[Instructions for the task]
Copy out all lines with the word "الله" in them.

[Supplied data]
== == ==
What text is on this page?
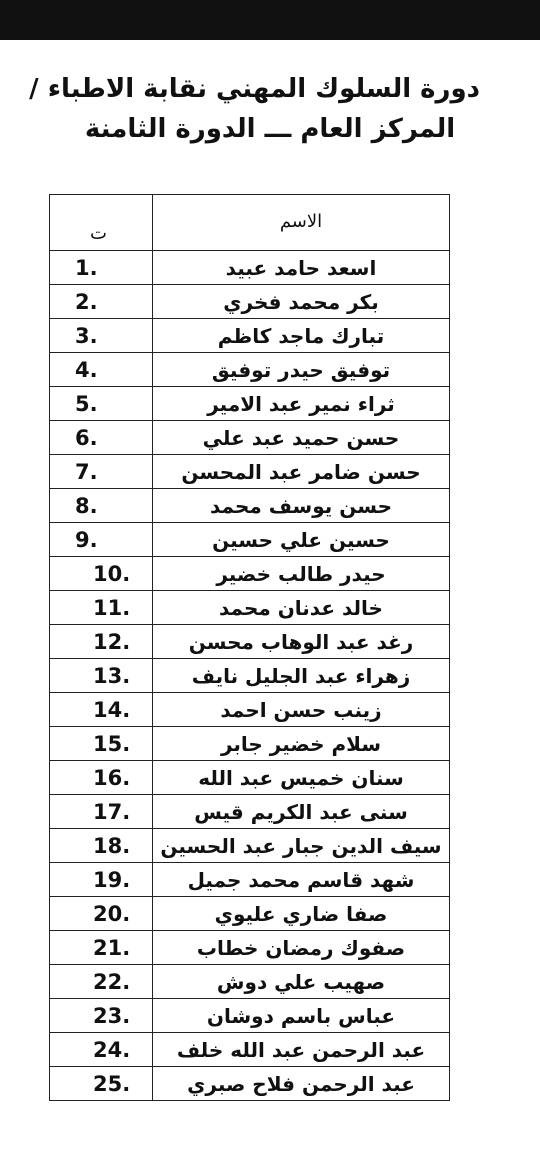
دورة السلوك المهني نقابة الاطباء /
المركز العام ـــ الدورة الثامنة
الاسم	ت
اسعد حامد عبيد	1.
بكر محمد فخري	2.
تبارك ماجد كاظم	3.
توفيق حيدر توفيق	4.
ثراء نمير عبد الامير	5.
حسن حميد عبد علي	6.
حسن ضامر عبد المحسن	7.
حسن يوسف محمد	8.
حسين علي حسين	9.
حيدر طالب خضير	10.
خالد عدنان محمد	11.
رغد عبد الوهاب محسن	12.
زهراء عبد الجليل نايف	13.
زينب حسن احمد	14.
سلام خضير جابر	15.
سنان خميس عبد الله	16.
سنى عبد الكريم قيس	17.
سيف الدين جبار عبد الحسين	18.
شهد قاسم محمد جميل	19.
صفا ضاري عليوي	20.
صفوك رمضان خطاب	21.
صهيب علي دوش	22.
عباس باسم دوشان	23.
عبد الرحمن عبد الله خلف	24.
عبد الرحمن فلاح صبري	25.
== == ==
[Result of the task]
سنان خميس عبد الله	16.
عبد الرحمن عبد الله خلف	24.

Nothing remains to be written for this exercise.